Task: Please restate the following records word for word.

======== Records to process

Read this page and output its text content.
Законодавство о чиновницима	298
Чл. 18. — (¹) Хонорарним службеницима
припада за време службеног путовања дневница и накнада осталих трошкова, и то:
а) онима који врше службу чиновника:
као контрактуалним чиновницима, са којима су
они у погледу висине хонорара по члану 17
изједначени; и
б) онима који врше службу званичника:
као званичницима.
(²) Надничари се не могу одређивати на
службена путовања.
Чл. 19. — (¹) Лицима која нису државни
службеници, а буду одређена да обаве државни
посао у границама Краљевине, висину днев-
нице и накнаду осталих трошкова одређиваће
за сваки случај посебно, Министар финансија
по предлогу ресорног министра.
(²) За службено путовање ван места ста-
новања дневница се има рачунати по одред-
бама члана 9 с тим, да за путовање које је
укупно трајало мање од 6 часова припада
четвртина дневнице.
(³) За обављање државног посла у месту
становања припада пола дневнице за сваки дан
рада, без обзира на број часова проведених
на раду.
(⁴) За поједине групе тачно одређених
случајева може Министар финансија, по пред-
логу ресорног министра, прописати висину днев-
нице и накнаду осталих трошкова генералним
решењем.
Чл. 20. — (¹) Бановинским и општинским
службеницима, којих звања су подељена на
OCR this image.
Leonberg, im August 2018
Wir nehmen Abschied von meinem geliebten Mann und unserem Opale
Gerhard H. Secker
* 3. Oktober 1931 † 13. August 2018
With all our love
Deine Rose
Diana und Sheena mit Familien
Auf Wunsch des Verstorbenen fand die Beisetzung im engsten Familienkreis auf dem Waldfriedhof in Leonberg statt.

================

Result of this exercise:
Read this page and output its text content.
Законодавство о чиновницима	298
Чл. 18. — (¹) Хонорарним службеницима
припада за време службеног путовања дневница и накнада осталих трошкова, и то:
а) онима који врше службу чиновника:
као контрактуалним чиновницима, са којима су
они у погледу висине хонорара по члану 17
изједначени; и
б) онима који врше службу званичника:
као званичницима.
(²) Надничари се не могу одређивати на
службена путовања.
Чл. 19. — (¹) Лицима која нису државни
службеници, а буду одређена да обаве државни
посао у границама Краљевине, висину днев-
нице и накнаду осталих трошкова одређиваће
за сваки случај посебно, Министар финансија
по предлогу ресорног министра.
(²) За службено путовање ван места ста-
новања дневница се има рачунати по одред-
бама члана 9 с тим, да за путовање које је
укупно трајало мање од 6 часова припада
четвртина дневнице.
(³) За обављање државног посла у месту
становања припада пола дневнице за сваки дан
рада, без обзира на број часова проведених
на раду.
(⁴) За поједине групе тачно одређених
случајева може Министар финансија, по пред-
логу ресорног министра, прописати висину днев-
нице и накнаду осталих трошкова генералним
решењем.
Чл. 20. — (¹) Бановинским и општинским
службеницима, којих звања су подељена на
OCR this image.
Leonberg, im August 2018
Wir nehmen Abschied von meinem geliebten Mann und unserem Opale
Gerhard H. Secker
* 3. Oktober 1931 † 13. August 2018
With all our love
Deine Rose
Diana und Sheena mit Familien
Auf Wunsch des Verstorbenen fand die Beisetzung im engsten Familienkreis auf dem Waldfriedhof in Leonberg statt.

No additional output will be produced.